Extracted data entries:
Begin

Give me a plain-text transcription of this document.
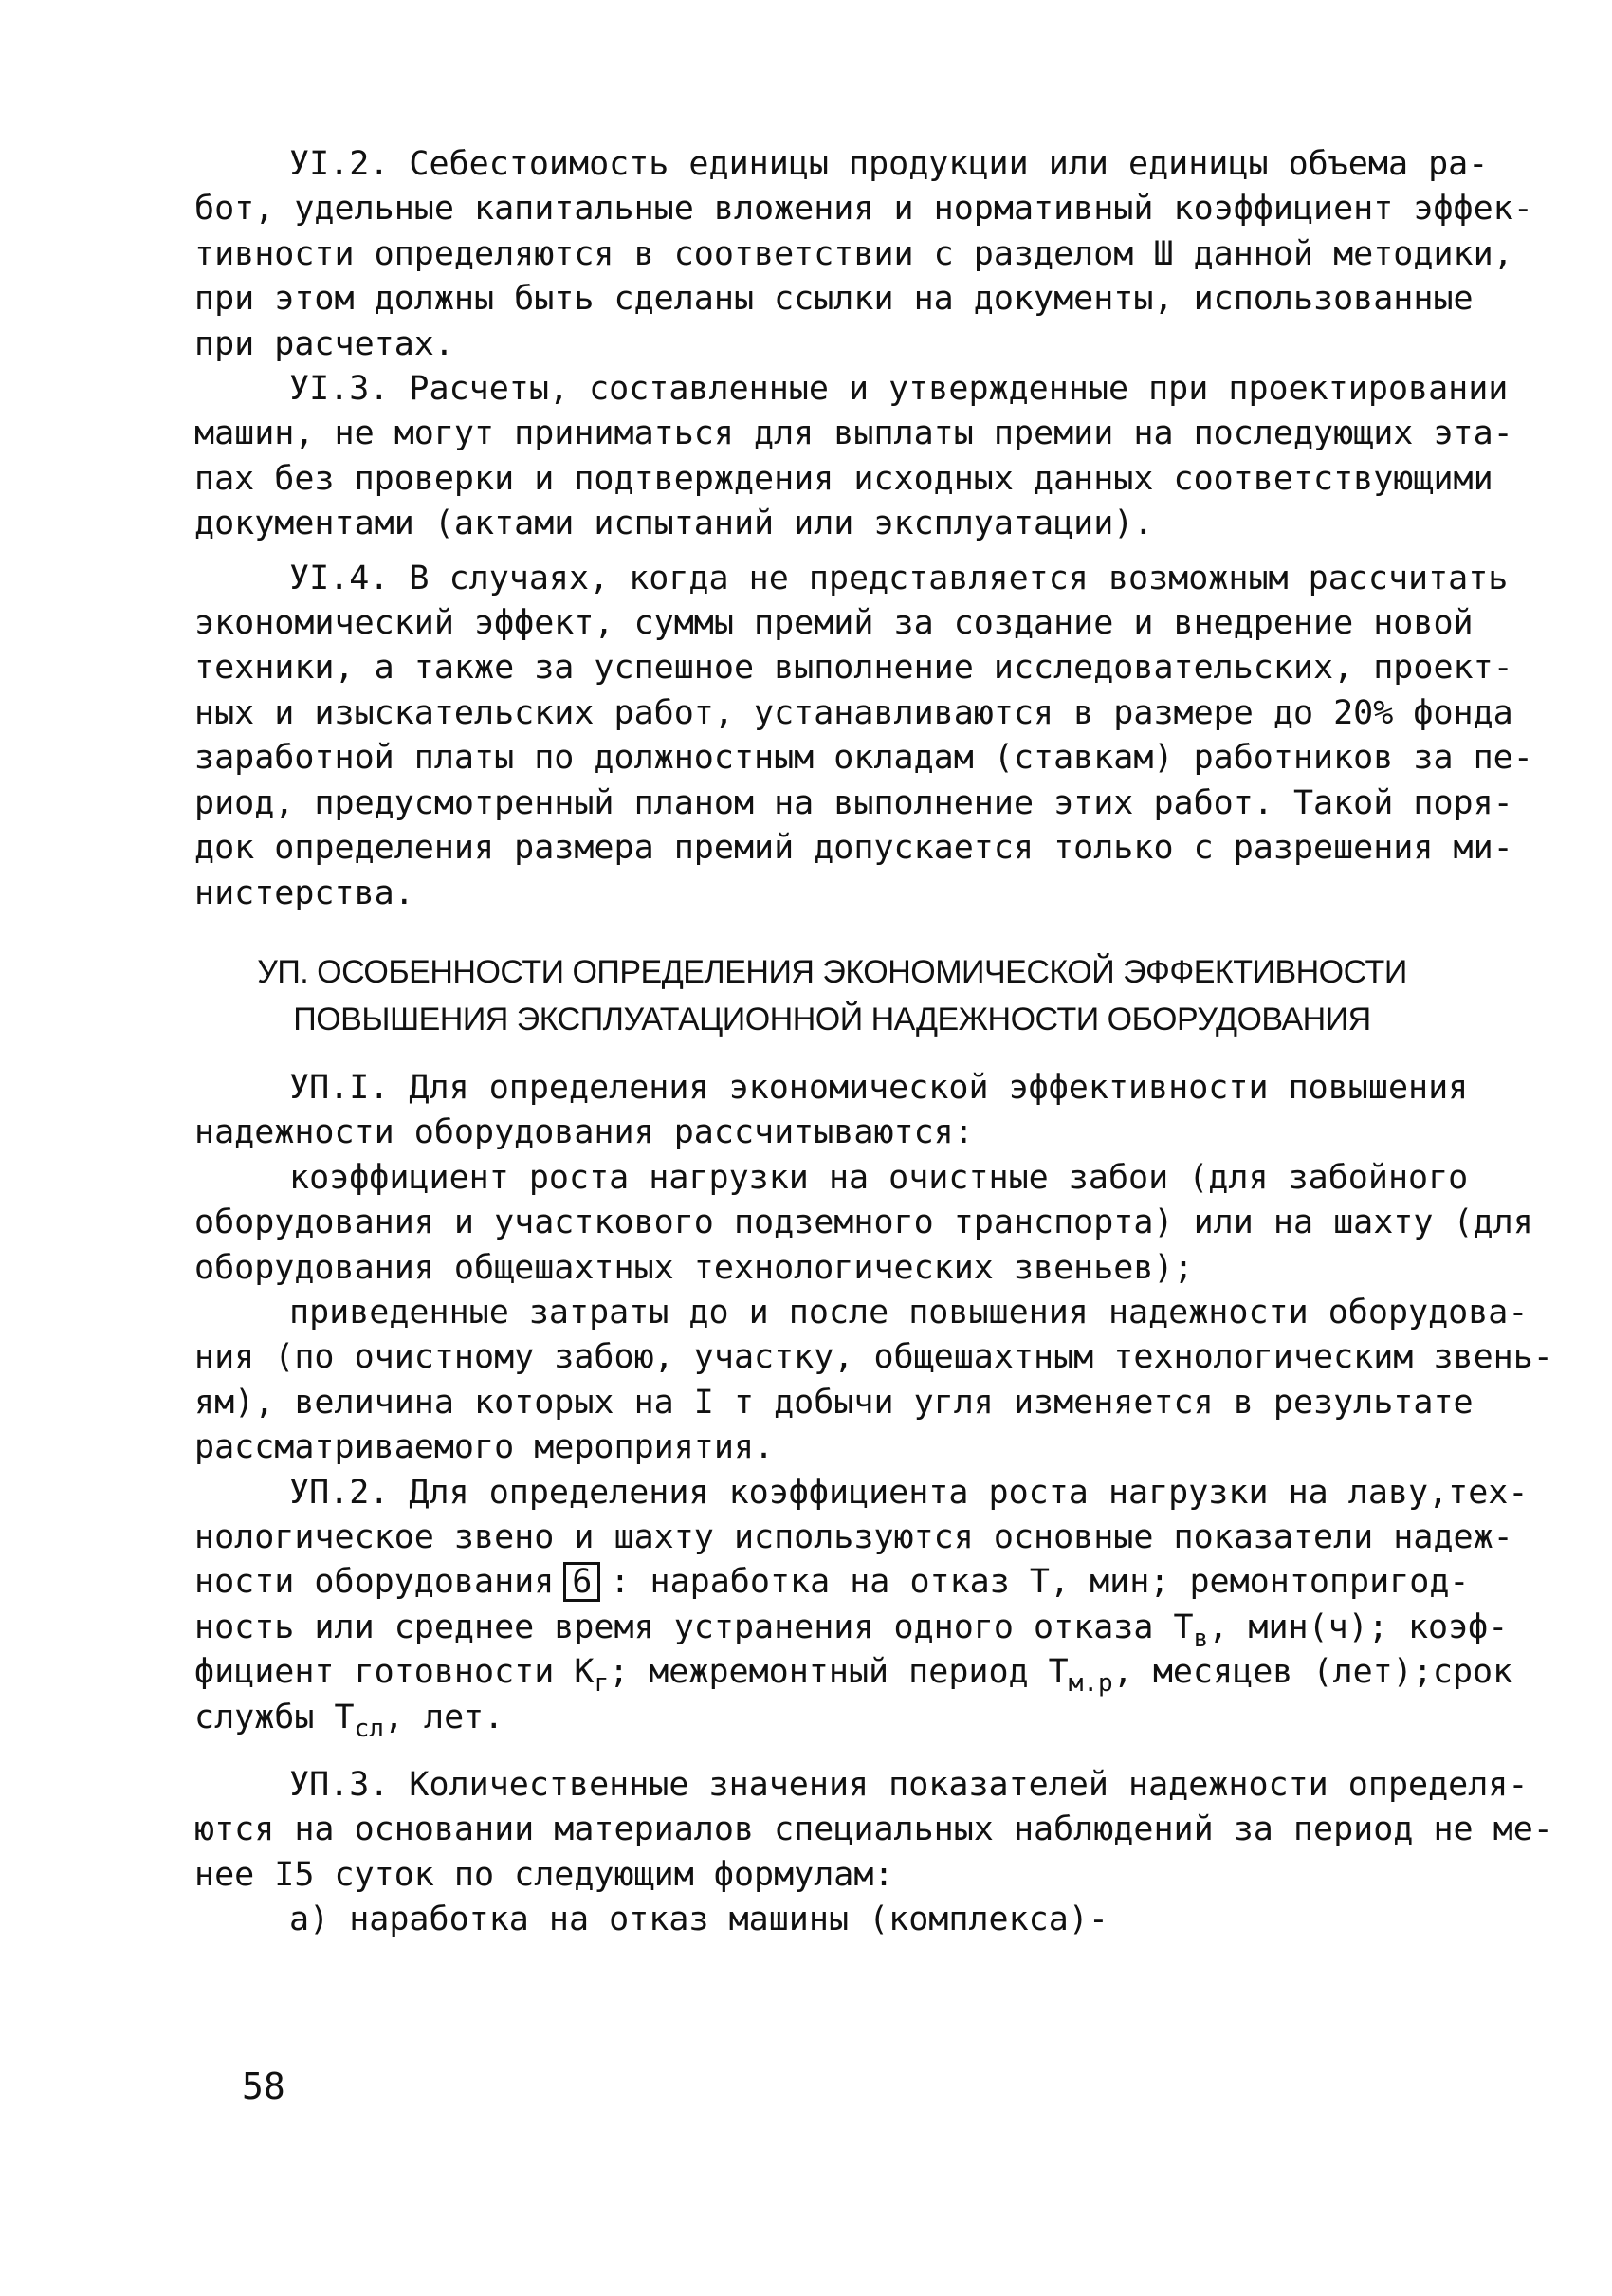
УI.2. Себестоимость единицы продукции или единицы объема ра-
бот, удельные капитальные вложения и нормативный коэффициент эффек-
тивности определяются в соответствии с разделом Ш данной методики,
при этом должны быть сделаны ссылки на документы, использованные
при расчетах.
УI.3. Расчеты, составленные и утвержденные при проектировании
машин, не могут приниматься для выплаты премии на последующих эта-
пах без проверки и подтверждения исходных данных соответствующими
документами (актами испытаний или эксплуатации).
УI.4. В случаях, когда не представляется возможным рассчитать
экономический эффект, суммы премий за создание и внедрение новой
техники, а также за успешное выполнение исследовательских, проект-
ных и изыскательских работ, устанавливаются в размере до 20% фонда
заработной платы по должностным окладам (ставкам) работников за пе-
риод, предусмотренный планом на выполнение этих работ. Такой поря-
док определения размера премий допускается только с разрешения ми-
нистерства.
УП. ОСОБЕННОСТИ ОПРЕДЕЛЕНИЯ ЭКОНОМИЧЕСКОЙ ЭФФЕКТИВНОСТИ
ПОВЫШЕНИЯ ЭКСПЛУАТАЦИОННОЙ НАДЕЖНОСТИ ОБОРУДОВАНИЯ
УП.I. Для определения экономической эффективности повышения
надежности оборудования рассчитываются:
коэффициент роста нагрузки на очистные забои (для забойного
оборудования и участкового подземного транспорта) или на шахту (для
оборудования общешахтных технологических звеньев);
приведенные затраты до и после повышения надежности оборудова-
ния (по очистному забою, участку, общешахтным технологическим звень-
ям), величина которых на I т добычи угля изменяется в результате
рассматриваемого мероприятия.
УП.2. Для определения коэффициента роста нагрузки на лаву,тех-
нологическое звено и шахту используются основные показатели надеж-
ности оборудования 6 : наработка на отказ Т, мин; ремонтопригод-
ность или среднее время устранения одного отказа $Т_в$, мин(ч); коэф-
фициент готовности $К_г$; межремонтный период $Т_{м.р}$, месяцев (лет);срок
службы $Т_{сл}$, лет.
УП.3. Количественные значения показателей надежности определя-
ются на основании материалов специальных наблюдений за период не ме-
нее I5 суток по следующим формулам:
а) наработка на отказ машины (комплекса)-
58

End

DO THIS:
Exclude the pictures, and transcribe all of the material exactly.

ANSWER TO THIS PROBLEM:
Give me a plain-text transcription of this document.
УI.2. Себестоимость единицы продукции или единицы объема ра-
бот, удельные капитальные вложения и нормативный коэффициент эффек-
тивности определяются в соответствии с разделом Ш данной методики,
при этом должны быть сделаны ссылки на документы, использованные
при расчетах.
УI.3. Расчеты, составленные и утвержденные при проектировании
машин, не могут приниматься для выплаты премии на последующих эта-
пах без проверки и подтверждения исходных данных соответствующими
документами (актами испытаний или эксплуатации).
УI.4. В случаях, когда не представляется возможным рассчитать
экономический эффект, суммы премий за создание и внедрение новой
техники, а также за успешное выполнение исследовательских, проект-
ных и изыскательских работ, устанавливаются в размере до 20% фонда
заработной платы по должностным окладам (ставкам) работников за пе-
риод, предусмотренный планом на выполнение этих работ. Такой поря-
док определения размера премий допускается только с разрешения ми-
нистерства.
УП. ОСОБЕННОСТИ ОПРЕДЕЛЕНИЯ ЭКОНОМИЧЕСКОЙ ЭФФЕКТИВНОСТИ
ПОВЫШЕНИЯ ЭКСПЛУАТАЦИОННОЙ НАДЕЖНОСТИ ОБОРУДОВАНИЯ
УП.I. Для определения экономической эффективности повышения
надежности оборудования рассчитываются:
коэффициент роста нагрузки на очистные забои (для забойного
оборудования и участкового подземного транспорта) или на шахту (для
оборудования общешахтных технологических звеньев);
приведенные затраты до и после повышения надежности оборудова-
ния (по очистному забою, участку, общешахтным технологическим звень-
ям), величина которых на I т добычи угля изменяется в результате
рассматриваемого мероприятия.
УП.2. Для определения коэффициента роста нагрузки на лаву,тех-
нологическое звено и шахту используются основные показатели надеж-
ности оборудования 6 : наработка на отказ Т, мин; ремонтопригод-
ность или среднее время устранения одного отказа $Т_в$, мин(ч); коэф-
фициент готовности $К_г$; межремонтный период $Т_{м.р}$, месяцев (лет);срок
службы $Т_{сл}$, лет.
УП.3. Количественные значения показателей надежности определя-
ются на основании материалов специальных наблюдений за период не ме-
нее I5 суток по следующим формулам:
а) наработка на отказ машины (комплекса)-
58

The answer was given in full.